CHALLENGE
Filter the records below down to lines containing "Delta".

PROVIDED MATERIAL

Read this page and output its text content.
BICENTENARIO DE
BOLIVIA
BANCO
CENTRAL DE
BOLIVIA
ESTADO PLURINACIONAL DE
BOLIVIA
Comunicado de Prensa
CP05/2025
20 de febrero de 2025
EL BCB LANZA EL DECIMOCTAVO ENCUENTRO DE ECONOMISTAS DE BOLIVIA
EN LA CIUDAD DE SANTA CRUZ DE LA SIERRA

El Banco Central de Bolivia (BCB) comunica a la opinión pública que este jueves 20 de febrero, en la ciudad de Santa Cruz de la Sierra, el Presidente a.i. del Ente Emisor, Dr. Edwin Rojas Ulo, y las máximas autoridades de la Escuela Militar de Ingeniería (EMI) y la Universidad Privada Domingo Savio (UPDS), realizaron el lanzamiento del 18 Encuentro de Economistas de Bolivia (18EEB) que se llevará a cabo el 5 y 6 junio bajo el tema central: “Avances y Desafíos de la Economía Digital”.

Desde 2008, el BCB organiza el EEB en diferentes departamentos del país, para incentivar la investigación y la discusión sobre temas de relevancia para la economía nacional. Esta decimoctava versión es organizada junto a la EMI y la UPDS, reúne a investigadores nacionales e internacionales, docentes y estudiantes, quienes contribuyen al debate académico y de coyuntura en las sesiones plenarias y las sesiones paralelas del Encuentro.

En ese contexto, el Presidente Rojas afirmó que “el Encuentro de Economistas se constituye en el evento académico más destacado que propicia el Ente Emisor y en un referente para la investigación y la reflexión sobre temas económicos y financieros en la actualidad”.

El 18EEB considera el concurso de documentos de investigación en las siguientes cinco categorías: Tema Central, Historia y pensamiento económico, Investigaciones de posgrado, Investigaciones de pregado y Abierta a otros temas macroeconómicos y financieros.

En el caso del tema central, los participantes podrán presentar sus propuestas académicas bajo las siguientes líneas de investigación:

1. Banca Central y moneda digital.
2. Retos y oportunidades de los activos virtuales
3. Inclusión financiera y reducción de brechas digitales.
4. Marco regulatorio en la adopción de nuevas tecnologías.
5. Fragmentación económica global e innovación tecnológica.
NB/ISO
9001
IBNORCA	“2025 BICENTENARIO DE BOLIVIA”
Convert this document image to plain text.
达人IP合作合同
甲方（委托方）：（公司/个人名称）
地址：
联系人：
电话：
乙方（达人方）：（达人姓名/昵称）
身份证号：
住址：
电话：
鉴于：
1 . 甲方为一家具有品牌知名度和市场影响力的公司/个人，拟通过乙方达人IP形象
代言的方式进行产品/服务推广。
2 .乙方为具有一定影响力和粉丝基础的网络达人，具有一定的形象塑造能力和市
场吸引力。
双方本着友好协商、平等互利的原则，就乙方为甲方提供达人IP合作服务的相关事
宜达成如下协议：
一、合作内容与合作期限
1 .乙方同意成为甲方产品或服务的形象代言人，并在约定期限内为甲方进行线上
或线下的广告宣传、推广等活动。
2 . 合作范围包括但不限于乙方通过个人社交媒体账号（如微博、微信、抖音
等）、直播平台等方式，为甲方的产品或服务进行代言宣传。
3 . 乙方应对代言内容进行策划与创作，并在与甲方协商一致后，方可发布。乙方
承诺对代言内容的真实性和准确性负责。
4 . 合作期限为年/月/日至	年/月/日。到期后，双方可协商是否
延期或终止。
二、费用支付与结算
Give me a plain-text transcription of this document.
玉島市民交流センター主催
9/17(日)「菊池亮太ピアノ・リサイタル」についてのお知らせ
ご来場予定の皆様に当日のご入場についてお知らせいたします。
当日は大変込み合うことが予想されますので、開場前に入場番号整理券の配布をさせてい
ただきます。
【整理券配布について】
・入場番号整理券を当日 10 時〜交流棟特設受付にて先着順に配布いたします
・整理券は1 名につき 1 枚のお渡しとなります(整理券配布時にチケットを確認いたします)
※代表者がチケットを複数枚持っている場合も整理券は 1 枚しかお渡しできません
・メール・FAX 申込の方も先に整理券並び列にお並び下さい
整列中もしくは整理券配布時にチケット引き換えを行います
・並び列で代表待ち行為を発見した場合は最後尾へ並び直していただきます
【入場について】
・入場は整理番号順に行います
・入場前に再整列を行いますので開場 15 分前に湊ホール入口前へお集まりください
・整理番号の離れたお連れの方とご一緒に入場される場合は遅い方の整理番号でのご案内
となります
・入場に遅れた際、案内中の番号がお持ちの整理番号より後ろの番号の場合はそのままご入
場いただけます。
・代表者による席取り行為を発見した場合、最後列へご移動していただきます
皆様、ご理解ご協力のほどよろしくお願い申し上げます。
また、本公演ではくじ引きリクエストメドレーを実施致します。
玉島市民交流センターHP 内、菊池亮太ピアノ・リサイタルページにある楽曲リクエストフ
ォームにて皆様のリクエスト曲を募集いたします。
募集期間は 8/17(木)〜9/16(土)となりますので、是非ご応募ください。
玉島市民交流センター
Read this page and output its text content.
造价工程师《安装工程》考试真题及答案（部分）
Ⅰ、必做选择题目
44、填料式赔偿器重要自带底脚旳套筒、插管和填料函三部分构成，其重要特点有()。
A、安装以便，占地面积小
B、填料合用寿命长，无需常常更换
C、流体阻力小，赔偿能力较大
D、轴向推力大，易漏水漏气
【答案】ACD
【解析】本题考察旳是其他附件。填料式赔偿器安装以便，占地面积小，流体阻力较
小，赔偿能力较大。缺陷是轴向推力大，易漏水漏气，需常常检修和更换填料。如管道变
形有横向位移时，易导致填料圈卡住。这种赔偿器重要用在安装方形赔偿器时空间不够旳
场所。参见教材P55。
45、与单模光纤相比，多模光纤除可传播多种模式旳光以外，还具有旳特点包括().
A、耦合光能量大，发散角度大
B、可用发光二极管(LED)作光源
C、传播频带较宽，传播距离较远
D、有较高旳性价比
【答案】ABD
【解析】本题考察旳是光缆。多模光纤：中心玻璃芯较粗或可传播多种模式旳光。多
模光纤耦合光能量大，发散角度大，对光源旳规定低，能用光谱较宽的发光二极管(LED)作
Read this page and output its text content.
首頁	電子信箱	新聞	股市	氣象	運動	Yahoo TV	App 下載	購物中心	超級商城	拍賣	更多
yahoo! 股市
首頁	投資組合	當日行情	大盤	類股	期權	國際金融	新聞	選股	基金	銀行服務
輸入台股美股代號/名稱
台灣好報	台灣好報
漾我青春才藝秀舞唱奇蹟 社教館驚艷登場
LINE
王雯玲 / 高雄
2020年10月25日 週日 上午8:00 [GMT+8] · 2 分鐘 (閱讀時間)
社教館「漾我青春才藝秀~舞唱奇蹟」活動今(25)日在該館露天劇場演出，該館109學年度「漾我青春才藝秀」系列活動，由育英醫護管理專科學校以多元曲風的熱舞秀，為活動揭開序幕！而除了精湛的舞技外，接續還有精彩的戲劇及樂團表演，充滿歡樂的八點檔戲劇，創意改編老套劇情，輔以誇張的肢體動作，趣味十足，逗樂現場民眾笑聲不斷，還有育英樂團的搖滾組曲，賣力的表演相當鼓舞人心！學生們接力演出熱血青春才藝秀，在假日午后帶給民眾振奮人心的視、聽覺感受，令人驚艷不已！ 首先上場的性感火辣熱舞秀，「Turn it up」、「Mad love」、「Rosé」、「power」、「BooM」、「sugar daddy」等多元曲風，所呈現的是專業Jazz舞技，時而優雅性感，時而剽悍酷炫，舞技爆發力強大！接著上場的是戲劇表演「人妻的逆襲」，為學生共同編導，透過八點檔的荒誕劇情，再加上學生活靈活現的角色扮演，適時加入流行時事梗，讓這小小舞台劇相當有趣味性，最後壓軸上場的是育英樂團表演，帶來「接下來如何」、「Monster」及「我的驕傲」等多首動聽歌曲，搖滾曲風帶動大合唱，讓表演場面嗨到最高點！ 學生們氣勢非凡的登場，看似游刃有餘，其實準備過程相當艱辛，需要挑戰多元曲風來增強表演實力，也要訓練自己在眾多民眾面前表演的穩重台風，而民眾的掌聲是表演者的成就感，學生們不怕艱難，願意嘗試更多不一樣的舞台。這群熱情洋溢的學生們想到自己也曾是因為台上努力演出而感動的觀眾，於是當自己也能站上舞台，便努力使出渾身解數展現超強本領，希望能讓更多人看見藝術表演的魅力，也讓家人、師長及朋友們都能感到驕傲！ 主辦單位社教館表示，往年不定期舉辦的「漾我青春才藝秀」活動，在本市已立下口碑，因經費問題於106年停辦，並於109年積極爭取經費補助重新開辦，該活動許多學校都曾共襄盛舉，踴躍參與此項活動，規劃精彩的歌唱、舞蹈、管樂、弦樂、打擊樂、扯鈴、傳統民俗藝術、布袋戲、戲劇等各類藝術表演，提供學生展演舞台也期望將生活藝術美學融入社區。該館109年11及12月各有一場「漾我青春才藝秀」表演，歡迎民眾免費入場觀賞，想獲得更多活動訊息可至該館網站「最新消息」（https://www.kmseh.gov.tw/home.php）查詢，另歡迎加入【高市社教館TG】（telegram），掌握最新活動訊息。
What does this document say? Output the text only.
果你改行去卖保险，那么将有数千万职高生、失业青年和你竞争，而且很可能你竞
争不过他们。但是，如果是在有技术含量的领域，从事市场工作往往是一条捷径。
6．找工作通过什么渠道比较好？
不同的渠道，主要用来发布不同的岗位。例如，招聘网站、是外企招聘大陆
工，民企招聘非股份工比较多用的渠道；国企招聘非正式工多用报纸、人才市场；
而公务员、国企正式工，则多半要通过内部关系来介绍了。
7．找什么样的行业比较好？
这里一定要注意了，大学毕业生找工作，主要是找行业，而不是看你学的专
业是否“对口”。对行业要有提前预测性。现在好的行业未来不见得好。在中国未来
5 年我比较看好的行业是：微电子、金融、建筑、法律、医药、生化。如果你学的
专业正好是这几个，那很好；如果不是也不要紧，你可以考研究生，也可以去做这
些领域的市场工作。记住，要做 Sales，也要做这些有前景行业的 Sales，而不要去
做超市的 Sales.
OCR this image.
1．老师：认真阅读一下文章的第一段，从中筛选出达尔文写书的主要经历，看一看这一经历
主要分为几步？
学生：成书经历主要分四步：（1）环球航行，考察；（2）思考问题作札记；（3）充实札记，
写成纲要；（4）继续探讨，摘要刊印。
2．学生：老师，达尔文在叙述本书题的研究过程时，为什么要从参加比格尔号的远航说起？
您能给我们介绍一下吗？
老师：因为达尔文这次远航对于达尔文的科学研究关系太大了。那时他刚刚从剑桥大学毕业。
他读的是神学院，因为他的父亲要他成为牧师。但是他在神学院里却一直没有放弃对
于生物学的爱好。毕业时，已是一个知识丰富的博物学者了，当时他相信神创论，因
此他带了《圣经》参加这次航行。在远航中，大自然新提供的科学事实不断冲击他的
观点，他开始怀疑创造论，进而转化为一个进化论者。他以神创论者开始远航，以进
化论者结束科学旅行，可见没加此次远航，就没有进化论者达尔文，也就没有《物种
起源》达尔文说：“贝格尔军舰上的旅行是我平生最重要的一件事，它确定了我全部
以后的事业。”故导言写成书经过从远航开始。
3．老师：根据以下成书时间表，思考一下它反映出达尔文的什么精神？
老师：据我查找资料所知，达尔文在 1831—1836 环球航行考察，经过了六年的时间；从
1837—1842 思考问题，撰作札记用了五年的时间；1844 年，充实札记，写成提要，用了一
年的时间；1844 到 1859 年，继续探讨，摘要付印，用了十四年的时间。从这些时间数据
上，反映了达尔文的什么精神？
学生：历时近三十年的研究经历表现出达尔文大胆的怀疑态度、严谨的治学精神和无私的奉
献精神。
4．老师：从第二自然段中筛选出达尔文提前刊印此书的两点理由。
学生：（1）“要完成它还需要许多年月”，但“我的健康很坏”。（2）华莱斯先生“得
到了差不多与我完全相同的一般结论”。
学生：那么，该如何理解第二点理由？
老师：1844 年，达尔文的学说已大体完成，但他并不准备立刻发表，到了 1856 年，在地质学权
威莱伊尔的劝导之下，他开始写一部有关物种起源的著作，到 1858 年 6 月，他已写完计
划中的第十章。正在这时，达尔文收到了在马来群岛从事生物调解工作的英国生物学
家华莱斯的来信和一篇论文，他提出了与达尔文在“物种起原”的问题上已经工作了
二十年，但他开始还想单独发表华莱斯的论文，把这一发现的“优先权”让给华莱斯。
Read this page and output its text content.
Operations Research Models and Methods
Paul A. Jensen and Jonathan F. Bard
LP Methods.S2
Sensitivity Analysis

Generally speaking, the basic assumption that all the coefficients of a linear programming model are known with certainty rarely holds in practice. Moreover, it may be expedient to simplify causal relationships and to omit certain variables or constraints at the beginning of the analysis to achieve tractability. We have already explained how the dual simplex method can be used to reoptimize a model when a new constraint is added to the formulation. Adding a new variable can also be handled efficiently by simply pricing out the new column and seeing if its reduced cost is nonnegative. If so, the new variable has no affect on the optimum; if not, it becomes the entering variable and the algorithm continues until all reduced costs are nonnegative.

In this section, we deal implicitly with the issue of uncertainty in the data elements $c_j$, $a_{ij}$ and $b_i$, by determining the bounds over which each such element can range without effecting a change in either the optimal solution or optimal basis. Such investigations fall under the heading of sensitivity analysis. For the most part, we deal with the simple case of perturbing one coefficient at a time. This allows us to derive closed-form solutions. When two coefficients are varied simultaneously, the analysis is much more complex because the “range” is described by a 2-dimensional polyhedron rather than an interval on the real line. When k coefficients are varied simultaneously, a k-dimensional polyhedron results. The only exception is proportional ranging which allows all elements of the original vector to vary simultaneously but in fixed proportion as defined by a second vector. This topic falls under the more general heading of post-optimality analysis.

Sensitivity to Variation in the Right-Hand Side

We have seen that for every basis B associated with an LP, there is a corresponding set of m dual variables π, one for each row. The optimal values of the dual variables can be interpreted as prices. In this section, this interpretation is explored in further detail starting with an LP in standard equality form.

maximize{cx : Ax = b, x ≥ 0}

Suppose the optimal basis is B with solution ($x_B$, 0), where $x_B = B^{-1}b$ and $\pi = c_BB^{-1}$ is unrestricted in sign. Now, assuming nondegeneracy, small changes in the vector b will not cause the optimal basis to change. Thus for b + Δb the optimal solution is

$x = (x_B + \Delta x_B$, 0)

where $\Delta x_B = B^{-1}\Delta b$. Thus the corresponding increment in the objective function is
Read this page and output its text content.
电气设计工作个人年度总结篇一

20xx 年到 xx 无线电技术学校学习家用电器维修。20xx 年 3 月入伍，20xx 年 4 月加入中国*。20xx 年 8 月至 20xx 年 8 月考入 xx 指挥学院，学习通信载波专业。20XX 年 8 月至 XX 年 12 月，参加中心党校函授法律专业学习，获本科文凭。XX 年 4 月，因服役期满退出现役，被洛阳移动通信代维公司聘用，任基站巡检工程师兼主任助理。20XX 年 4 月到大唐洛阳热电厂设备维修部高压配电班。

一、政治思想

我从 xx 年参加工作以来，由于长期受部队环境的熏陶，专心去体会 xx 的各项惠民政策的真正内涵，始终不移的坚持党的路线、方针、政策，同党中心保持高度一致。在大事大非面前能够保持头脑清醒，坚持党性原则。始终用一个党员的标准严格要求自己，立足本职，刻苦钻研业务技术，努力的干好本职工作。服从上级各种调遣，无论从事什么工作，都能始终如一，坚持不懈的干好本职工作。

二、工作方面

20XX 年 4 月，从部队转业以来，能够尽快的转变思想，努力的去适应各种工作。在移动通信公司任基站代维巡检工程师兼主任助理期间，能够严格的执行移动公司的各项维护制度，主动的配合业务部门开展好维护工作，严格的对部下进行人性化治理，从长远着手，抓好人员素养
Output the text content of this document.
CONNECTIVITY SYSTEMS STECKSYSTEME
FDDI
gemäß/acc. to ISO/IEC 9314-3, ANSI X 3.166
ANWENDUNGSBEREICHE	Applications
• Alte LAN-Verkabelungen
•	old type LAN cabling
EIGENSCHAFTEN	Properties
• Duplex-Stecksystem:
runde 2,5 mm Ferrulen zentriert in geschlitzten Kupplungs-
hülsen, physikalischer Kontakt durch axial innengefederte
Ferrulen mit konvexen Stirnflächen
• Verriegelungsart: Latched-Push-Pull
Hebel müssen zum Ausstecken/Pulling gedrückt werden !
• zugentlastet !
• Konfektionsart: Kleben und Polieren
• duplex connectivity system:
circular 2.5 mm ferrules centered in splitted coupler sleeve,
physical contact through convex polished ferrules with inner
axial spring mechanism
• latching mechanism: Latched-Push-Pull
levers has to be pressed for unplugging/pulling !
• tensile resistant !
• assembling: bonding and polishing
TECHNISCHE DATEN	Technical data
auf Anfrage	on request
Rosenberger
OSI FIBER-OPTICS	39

SOLUTION TO THIS TASK
$x = (x_B + \Delta x_B$, 0)
where $\Delta x_B = B^{-1}\Delta b$. Thus the corresponding increment in the objective function is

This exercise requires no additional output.